Written problem: Report all lines holding "Зареченская".

*** Data records

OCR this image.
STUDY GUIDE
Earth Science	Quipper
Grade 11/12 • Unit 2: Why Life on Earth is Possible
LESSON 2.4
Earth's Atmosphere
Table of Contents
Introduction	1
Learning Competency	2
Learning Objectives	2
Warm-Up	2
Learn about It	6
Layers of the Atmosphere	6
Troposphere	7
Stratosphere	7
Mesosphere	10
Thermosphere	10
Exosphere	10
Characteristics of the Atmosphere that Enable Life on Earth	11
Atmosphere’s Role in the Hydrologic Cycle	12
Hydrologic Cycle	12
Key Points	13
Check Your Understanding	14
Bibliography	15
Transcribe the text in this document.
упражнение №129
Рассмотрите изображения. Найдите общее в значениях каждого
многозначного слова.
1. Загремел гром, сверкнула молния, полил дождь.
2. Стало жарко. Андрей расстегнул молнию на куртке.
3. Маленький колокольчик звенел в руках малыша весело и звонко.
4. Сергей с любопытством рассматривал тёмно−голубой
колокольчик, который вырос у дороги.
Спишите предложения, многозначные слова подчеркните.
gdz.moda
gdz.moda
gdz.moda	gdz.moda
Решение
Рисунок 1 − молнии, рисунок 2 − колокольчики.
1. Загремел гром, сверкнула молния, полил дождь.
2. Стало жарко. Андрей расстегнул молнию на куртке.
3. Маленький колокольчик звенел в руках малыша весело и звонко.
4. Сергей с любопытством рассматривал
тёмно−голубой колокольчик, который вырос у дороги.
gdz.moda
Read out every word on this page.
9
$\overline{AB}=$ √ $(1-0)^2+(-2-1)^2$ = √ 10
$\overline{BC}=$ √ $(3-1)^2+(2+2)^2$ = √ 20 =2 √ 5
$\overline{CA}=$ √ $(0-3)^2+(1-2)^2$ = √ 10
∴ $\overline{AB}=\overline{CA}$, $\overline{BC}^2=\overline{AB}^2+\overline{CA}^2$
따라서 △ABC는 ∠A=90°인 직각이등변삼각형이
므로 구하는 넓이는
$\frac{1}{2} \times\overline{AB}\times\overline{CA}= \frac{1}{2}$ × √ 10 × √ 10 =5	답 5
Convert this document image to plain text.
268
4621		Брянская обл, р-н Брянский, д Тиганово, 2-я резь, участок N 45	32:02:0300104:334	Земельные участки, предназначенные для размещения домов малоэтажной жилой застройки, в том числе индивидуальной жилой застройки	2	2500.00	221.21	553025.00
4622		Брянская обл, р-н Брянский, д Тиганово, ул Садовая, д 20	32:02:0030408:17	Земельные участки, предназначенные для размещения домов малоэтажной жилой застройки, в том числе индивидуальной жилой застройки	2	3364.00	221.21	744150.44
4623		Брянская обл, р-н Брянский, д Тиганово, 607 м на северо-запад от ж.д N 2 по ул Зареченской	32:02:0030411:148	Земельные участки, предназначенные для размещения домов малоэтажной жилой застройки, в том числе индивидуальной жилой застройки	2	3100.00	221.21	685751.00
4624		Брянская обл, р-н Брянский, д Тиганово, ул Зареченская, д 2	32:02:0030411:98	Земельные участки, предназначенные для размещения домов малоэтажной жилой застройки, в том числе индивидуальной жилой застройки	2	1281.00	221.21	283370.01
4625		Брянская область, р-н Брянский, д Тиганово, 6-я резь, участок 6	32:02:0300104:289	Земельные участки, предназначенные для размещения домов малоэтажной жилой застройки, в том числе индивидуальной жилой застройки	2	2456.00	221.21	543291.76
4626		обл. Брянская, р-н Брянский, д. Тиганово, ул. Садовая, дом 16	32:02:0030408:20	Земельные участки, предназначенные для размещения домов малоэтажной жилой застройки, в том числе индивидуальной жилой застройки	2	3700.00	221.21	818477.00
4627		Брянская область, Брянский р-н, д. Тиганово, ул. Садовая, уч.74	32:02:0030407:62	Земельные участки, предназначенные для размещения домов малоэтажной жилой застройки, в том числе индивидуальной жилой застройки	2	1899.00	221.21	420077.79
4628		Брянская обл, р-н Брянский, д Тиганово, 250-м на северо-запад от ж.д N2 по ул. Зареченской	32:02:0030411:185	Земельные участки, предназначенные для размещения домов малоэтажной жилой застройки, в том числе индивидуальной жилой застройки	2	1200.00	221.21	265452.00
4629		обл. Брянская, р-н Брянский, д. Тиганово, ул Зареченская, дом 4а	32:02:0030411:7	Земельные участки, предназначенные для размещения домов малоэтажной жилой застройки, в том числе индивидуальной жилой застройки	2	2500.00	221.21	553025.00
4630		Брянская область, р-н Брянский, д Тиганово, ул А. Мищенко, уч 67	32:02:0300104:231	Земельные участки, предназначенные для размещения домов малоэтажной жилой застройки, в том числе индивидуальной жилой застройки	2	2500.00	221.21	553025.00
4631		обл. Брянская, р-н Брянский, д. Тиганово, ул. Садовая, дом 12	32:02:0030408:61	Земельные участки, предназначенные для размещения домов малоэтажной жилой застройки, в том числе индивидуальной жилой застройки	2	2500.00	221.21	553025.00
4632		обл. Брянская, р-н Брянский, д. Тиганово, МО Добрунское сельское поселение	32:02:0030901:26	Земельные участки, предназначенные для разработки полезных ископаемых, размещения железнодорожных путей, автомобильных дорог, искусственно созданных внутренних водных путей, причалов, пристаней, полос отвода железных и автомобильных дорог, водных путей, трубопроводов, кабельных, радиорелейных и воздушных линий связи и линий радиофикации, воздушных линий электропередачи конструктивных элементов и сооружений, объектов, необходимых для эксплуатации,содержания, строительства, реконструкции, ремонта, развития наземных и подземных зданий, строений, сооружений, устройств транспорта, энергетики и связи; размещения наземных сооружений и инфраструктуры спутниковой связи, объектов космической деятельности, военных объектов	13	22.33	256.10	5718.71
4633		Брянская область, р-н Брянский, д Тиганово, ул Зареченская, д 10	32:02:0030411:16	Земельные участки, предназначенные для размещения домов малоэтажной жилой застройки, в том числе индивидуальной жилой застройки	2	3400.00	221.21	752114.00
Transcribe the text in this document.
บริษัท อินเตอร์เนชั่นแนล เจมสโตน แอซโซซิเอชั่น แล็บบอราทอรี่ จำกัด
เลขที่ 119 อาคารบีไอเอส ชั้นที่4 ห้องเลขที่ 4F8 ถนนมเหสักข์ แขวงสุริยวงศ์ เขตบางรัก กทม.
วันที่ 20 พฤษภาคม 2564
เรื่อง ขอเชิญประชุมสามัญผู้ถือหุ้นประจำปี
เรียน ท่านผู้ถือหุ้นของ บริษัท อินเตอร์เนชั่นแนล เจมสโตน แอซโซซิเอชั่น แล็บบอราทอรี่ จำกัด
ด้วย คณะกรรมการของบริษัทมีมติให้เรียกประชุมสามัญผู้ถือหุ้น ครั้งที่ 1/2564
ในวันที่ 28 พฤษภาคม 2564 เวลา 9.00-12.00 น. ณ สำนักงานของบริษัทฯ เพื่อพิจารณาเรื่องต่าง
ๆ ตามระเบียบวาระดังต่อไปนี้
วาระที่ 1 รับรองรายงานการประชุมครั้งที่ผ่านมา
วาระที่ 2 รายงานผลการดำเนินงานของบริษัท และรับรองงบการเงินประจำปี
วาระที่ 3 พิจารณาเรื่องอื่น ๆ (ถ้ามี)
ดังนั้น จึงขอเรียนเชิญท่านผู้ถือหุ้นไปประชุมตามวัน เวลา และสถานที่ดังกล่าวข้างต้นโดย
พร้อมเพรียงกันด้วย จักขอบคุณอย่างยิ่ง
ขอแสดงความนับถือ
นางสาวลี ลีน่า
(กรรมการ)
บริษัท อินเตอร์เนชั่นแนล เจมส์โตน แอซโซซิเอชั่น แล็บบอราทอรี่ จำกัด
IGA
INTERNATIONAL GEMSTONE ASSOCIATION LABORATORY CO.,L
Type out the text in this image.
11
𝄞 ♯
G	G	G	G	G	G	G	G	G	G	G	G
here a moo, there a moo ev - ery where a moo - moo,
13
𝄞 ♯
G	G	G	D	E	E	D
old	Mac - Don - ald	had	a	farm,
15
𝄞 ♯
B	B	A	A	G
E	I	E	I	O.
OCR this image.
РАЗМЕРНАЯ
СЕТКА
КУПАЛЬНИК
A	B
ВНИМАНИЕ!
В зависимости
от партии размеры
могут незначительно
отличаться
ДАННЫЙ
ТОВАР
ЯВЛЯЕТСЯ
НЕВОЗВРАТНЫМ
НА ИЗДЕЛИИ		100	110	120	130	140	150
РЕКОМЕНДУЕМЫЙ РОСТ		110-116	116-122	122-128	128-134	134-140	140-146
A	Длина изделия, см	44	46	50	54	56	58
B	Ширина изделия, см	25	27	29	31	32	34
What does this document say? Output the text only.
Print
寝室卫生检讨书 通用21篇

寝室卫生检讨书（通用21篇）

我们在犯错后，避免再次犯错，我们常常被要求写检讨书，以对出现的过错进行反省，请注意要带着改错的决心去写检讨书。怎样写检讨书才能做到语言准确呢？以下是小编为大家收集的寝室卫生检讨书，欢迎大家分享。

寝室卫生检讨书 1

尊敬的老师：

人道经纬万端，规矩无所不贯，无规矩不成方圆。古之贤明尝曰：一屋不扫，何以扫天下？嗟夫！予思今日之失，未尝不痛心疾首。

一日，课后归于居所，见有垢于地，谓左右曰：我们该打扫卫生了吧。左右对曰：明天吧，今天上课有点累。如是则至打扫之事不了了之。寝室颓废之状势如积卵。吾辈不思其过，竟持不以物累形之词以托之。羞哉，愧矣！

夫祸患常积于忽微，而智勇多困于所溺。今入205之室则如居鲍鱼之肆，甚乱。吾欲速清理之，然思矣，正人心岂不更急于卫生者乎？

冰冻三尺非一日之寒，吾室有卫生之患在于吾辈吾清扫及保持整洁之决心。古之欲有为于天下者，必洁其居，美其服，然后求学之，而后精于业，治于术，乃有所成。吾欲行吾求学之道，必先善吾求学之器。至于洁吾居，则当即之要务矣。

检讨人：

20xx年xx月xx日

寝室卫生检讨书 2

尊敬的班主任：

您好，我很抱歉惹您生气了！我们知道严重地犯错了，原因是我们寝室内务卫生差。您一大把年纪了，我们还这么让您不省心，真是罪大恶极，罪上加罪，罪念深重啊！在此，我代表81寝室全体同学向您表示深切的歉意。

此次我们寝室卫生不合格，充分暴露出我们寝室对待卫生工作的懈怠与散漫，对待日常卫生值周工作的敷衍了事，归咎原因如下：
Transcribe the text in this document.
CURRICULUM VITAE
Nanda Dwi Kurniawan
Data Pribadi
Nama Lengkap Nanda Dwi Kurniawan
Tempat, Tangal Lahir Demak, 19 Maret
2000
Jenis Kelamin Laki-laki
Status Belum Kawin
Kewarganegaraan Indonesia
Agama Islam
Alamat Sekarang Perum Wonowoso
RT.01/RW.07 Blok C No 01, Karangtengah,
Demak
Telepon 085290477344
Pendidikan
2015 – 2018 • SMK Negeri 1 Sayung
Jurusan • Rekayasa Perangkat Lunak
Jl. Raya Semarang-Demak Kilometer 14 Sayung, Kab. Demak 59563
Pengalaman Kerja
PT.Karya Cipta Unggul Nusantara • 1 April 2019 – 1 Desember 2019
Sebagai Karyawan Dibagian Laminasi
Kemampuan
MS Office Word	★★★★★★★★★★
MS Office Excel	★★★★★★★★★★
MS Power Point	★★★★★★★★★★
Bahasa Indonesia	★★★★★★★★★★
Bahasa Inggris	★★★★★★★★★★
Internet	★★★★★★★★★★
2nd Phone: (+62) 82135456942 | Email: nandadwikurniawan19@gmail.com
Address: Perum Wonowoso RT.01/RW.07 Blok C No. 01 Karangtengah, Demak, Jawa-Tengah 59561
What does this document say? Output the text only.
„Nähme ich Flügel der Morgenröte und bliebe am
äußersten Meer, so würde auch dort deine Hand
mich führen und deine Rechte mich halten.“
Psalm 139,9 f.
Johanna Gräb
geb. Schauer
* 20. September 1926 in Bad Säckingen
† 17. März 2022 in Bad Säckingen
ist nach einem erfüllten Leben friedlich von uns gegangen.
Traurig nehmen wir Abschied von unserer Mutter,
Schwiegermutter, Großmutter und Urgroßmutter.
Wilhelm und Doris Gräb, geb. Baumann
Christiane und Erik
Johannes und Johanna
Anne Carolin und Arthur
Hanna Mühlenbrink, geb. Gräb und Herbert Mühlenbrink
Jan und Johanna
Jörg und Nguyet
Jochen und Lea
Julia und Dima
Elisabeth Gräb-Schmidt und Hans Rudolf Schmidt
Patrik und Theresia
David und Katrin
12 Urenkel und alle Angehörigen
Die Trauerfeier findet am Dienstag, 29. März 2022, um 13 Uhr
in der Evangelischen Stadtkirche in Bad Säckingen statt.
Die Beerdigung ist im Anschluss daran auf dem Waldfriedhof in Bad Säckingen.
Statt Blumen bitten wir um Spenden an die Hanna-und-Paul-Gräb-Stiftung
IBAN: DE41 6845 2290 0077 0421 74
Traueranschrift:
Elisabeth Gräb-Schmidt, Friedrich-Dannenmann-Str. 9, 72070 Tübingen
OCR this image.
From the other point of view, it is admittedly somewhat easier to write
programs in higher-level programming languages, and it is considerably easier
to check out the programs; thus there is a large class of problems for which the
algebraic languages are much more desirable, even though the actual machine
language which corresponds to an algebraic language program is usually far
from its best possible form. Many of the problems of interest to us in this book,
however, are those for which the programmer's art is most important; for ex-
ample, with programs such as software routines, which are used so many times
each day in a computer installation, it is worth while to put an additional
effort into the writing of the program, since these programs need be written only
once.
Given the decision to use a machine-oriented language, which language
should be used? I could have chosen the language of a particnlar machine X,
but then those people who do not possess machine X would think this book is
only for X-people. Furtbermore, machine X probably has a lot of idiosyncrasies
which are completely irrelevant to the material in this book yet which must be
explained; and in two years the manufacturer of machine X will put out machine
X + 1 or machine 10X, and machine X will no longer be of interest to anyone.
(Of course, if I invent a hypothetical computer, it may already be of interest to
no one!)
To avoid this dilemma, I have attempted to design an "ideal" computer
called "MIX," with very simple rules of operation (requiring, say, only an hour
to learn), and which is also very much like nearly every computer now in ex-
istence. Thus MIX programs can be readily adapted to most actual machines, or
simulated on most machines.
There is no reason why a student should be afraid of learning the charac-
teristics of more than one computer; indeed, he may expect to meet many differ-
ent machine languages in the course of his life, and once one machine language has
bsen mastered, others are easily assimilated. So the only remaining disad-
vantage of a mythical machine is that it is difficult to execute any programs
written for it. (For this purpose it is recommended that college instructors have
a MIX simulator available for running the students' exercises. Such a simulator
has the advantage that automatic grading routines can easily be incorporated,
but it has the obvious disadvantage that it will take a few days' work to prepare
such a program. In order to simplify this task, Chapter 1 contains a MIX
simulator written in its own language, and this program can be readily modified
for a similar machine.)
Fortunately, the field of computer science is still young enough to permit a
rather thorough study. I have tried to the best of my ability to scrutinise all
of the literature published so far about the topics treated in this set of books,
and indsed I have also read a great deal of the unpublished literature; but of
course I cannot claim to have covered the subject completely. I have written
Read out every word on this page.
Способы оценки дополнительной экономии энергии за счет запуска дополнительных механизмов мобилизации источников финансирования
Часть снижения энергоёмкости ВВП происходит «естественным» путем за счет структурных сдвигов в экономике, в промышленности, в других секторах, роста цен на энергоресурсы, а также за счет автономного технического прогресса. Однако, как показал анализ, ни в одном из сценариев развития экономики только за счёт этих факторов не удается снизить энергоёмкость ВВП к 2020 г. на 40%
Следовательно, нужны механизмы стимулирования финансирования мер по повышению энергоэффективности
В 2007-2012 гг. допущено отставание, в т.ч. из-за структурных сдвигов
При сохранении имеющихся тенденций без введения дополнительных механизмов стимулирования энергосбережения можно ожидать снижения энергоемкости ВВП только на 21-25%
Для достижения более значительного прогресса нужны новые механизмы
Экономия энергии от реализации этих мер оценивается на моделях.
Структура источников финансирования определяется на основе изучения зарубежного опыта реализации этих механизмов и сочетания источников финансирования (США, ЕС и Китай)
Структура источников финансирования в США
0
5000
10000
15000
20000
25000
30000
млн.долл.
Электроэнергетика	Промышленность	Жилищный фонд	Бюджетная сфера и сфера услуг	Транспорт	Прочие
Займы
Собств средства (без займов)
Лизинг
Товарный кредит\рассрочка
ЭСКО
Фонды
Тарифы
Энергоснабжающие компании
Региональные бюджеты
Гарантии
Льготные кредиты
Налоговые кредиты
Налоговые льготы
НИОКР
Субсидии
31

******

Result for this exercise:
4624		Брянская обл, р-н Брянский, д Тиганово, ул Зареченская, д 2	32:02:0030411:98	Земельные участки, предназначенные для размещения домов малоэтажной жилой застройки, в том числе индивидуальной жилой застройки	2	1281.00	221.21	283370.01
4629		обл. Брянская, р-н Брянский, д. Тиганово, ул Зареченская, дом 4а	32:02:0030411:7	Земельные участки, предназначенные для размещения домов малоэтажной жилой застройки, в том числе индивидуальной жилой застройки	2	2500.00	221.21	553025.00
4633		Брянская область, р-н Брянский, д Тиганово, ул Зареченская, д 10	32:02:0030411:16	Земельные участки, предназначенные для размещения домов малоэтажной жилой застройки, в том числе индивидуальной жилой застройки	2	3400.00	221.21	752114.00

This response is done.